Figure dataset records:
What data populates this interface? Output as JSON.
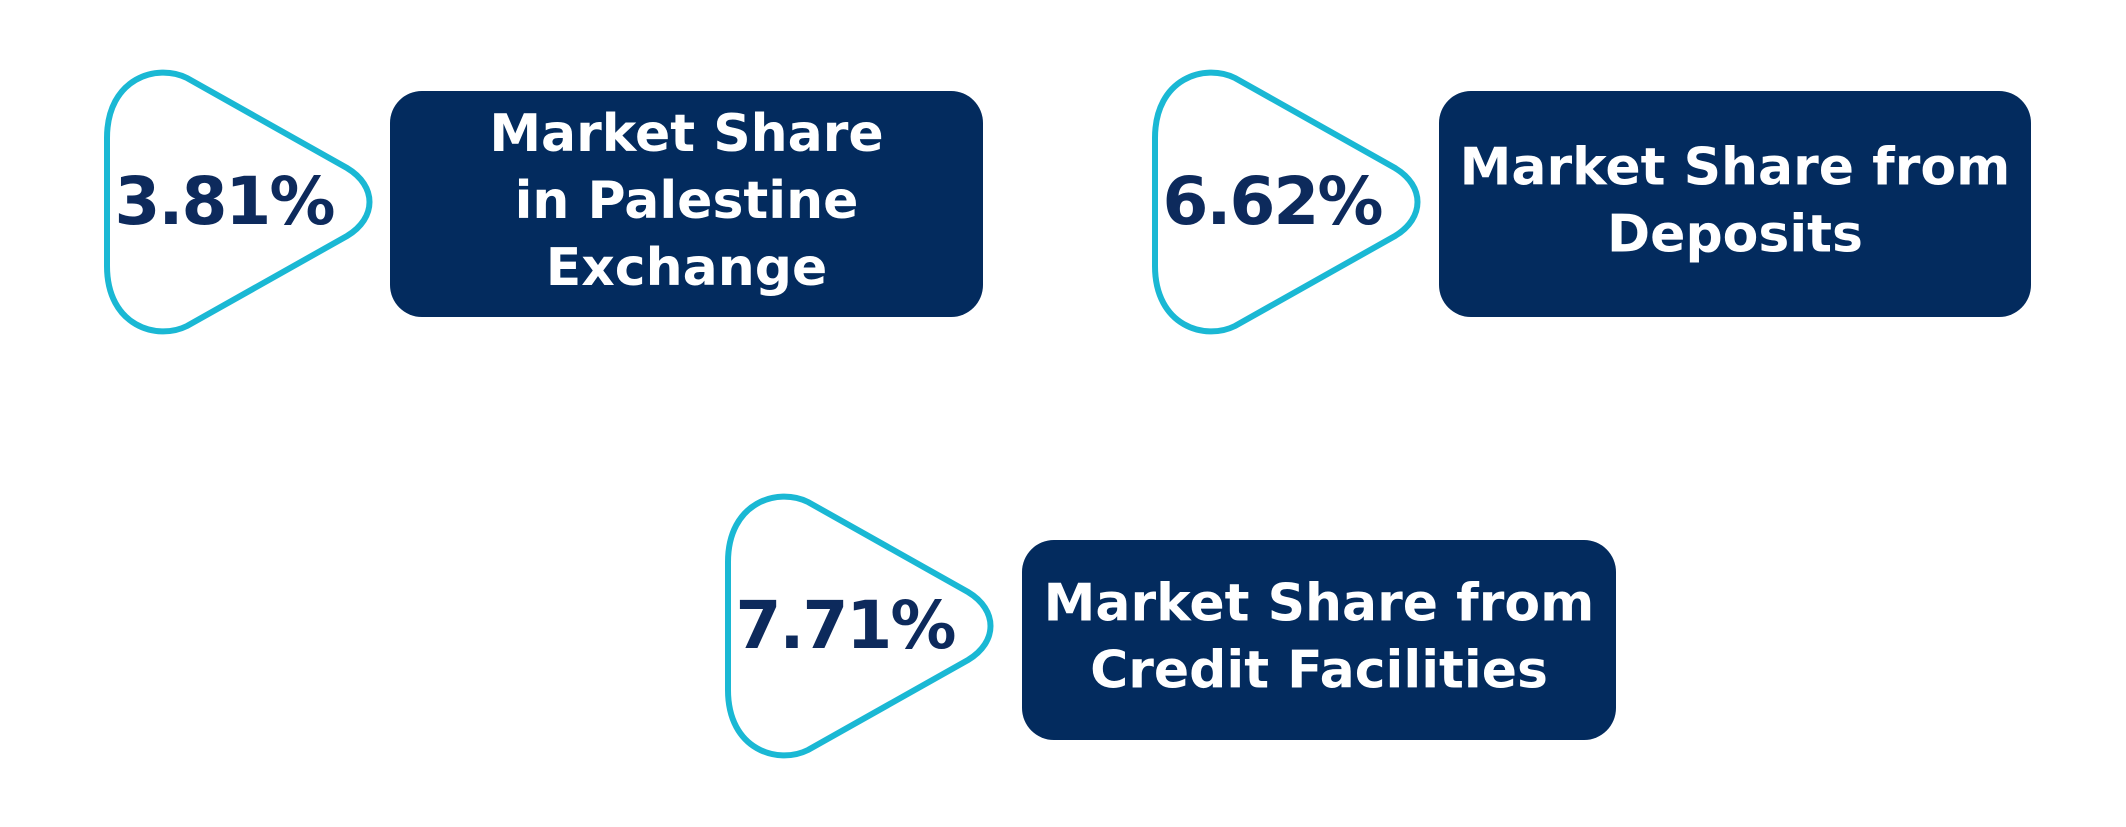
{
  "items": [
    {
      "value": "3.81%",
      "label_lines": [
        "Market Share",
        "in Palestine",
        "Exchange"
      ]
    },
    {
      "value": "6.62%",
      "label_lines": [
        "Market Share from",
        "Deposits"
      ]
    },
    {
      "value": "7.71%",
      "label_lines": [
        "Market Share from",
        "Credit Facilities"
      ]
    }
  ]
}
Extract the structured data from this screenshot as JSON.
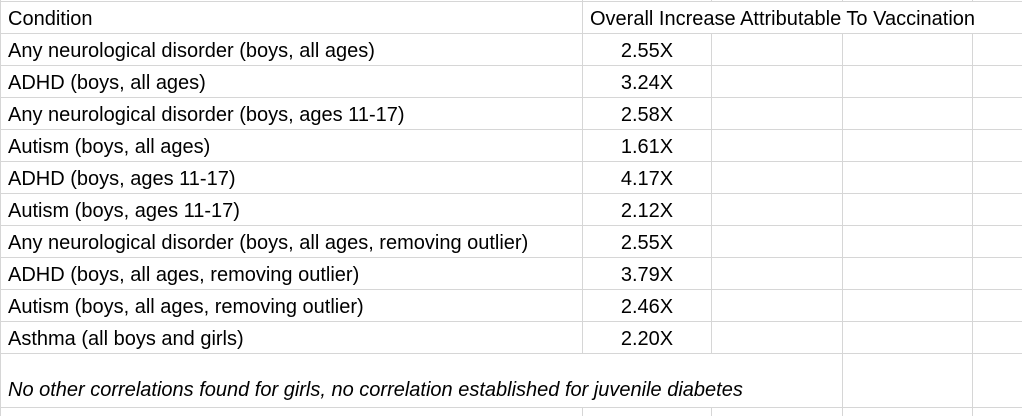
{
  "table": {
    "header": {
      "condition": "Condition",
      "value": "Overall Increase Attributable To Vaccination"
    },
    "rows": [
      {
        "condition": "Any neurological disorder (boys, all ages)",
        "value": "2.55X"
      },
      {
        "condition": "ADHD (boys, all ages)",
        "value": "3.24X"
      },
      {
        "condition": "Any neurological disorder (boys, ages 11-17)",
        "value": "2.58X"
      },
      {
        "condition": "Autism (boys, all ages)",
        "value": "1.61X"
      },
      {
        "condition": "ADHD (boys, ages 11-17)",
        "value": "4.17X"
      },
      {
        "condition": "Autism (boys, ages 11-17)",
        "value": "2.12X"
      },
      {
        "condition": "Any neurological disorder (boys, all ages, removing outlier)",
        "value": "2.55X"
      },
      {
        "condition": "ADHD (boys, all ages, removing outlier)",
        "value": "3.79X"
      },
      {
        "condition": "Autism (boys, all ages, removing outlier)",
        "value": "2.46X"
      },
      {
        "condition": "Asthma (all boys and girls)",
        "value": "2.20X"
      }
    ],
    "note": "No other correlations found for girls, no correlation established for juvenile diabetes"
  },
  "colors": {
    "gridline": "#d6d6d6",
    "text": "#000000",
    "background": "#ffffff"
  }
}
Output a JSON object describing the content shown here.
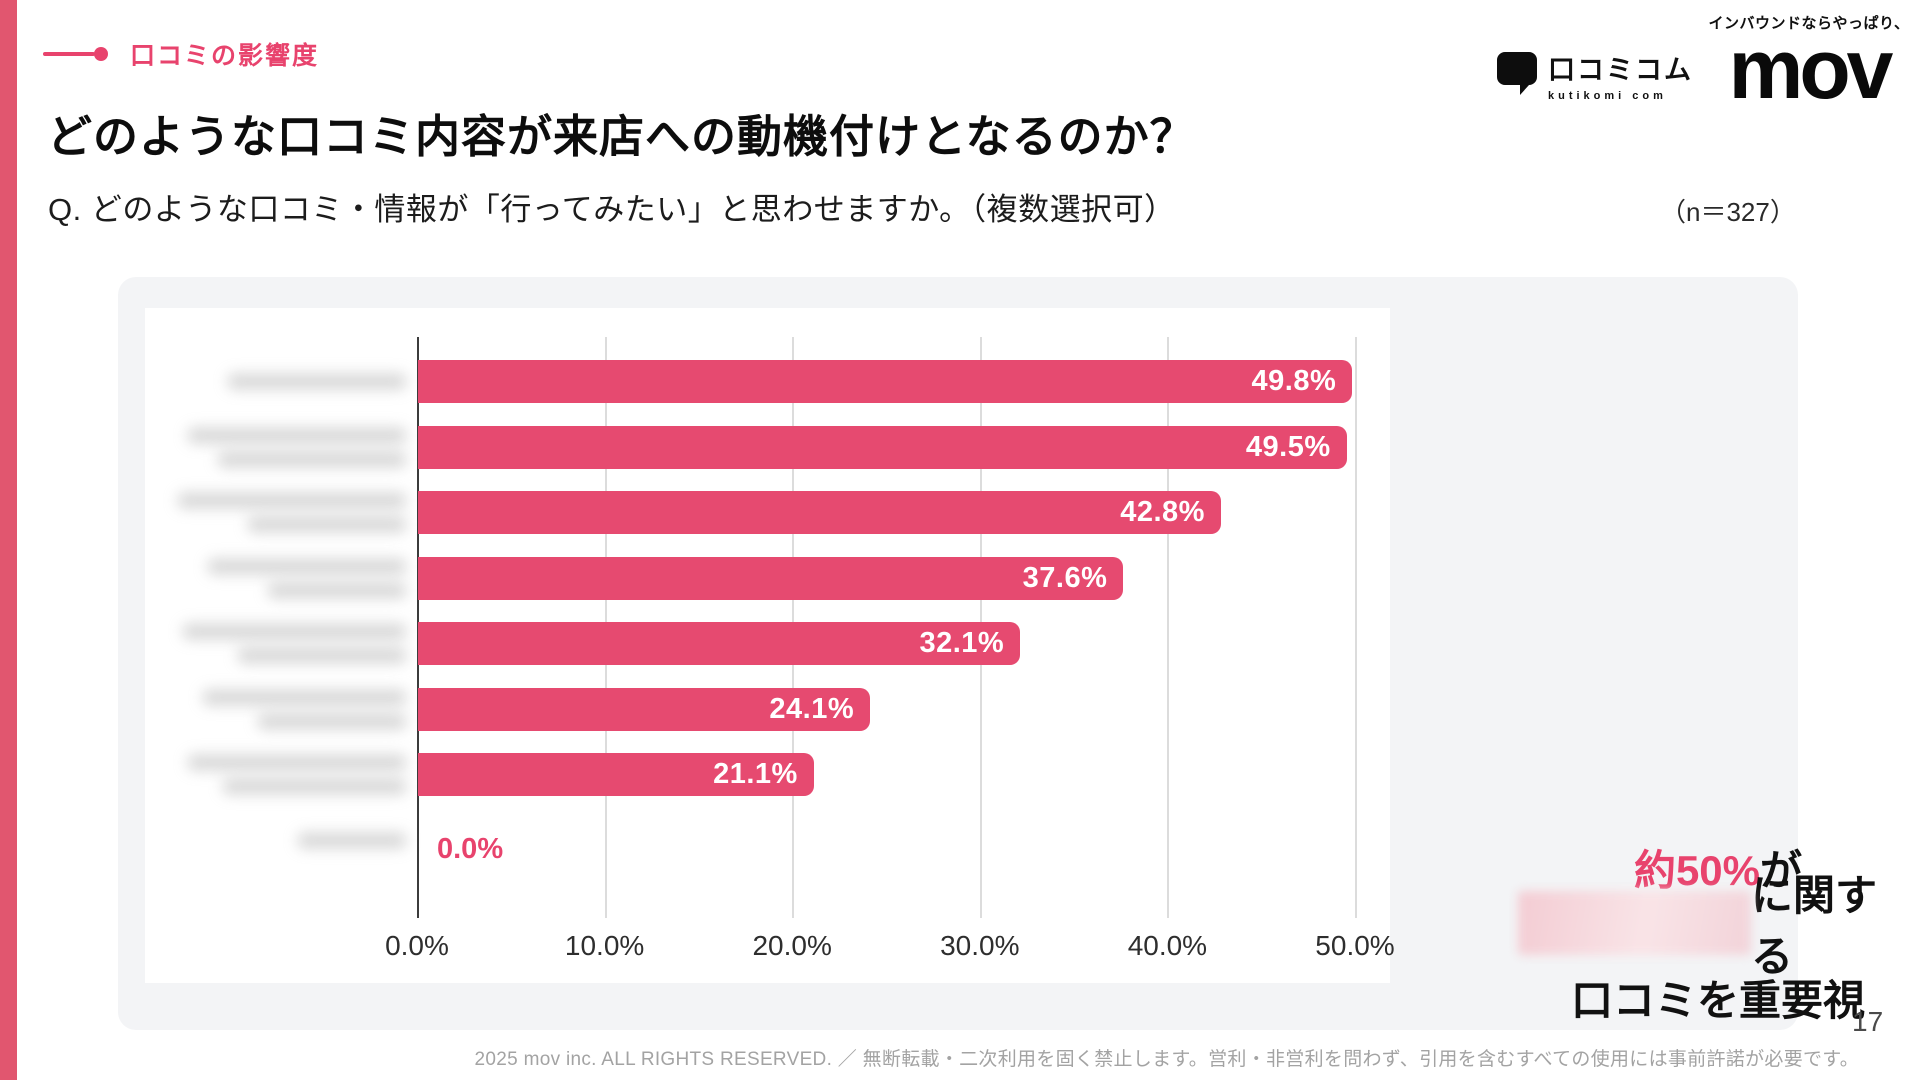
{
  "header": {
    "tag": "口コミの影響度",
    "title": "どのような口コミ内容が来店への動機付けとなるのか？",
    "question": "Q. どのような口コミ・情報が「行ってみたい」と思わせますか。（複数選択可）",
    "sample_size": "（n＝327）",
    "kutikomi_logo": "口コミコム",
    "kutikomi_sub": "kutikomi com",
    "mov_tagline": "インバウンドならやっぱり、",
    "mov_logo": "mov"
  },
  "chart_data": {
    "type": "bar",
    "orientation": "horizontal",
    "title": "",
    "xlabel": "",
    "ylabel": "",
    "grid": true,
    "legend": false,
    "xlim": [
      0,
      50
    ],
    "x_ticks": [
      "0.0%",
      "10.0%",
      "20.0%",
      "30.0%",
      "40.0%",
      "50.0%"
    ],
    "categories_redacted": true,
    "categories": [
      "",
      "",
      "",
      "",
      "",
      "",
      "",
      ""
    ],
    "values": [
      49.8,
      49.5,
      42.8,
      37.6,
      32.1,
      24.1,
      21.1,
      0.0
    ],
    "value_labels": [
      "49.8%",
      "49.5%",
      "42.8%",
      "37.6%",
      "32.1%",
      "24.1%",
      "21.1%",
      "0.0%"
    ],
    "bar_color": "#e64a70",
    "redacted_label_lines": [
      [
        180
      ],
      [
        220,
        190
      ],
      [
        230,
        160
      ],
      [
        200,
        140
      ],
      [
        225,
        170
      ],
      [
        205,
        150
      ],
      [
        220,
        185
      ],
      [
        110
      ]
    ]
  },
  "insight": {
    "highlight": "約50%",
    "line1_suffix": "が",
    "line2_redacted": true,
    "line2_suffix": "に関する",
    "line3": "口コミを重要視"
  },
  "footer": {
    "copyright": "2025 mov inc. ALL RIGHTS RESERVED. ／ 無断転載・二次利用を固く禁止します。営利・非営利を問わず、引用を含むすべての使用には事前許諾が必要です。",
    "page_number": "17"
  },
  "colors": {
    "accent_pink": "#e8436d",
    "bar_pink": "#e64a70",
    "strip_pink": "#e1566f",
    "panel_gray": "#f3f4f6",
    "gridline_gray": "#dcdcdc"
  }
}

*Direction*:
From the records above, copy every line that holds the word "disorder".

*The response*:
        "condition": "Any neurological disorder (boys, all ages)",
        "condition": "Any neurological disorder (boys, ages 11-17)",
        "condition": "Any neurological disorder (boys, all ages, removing outlier)",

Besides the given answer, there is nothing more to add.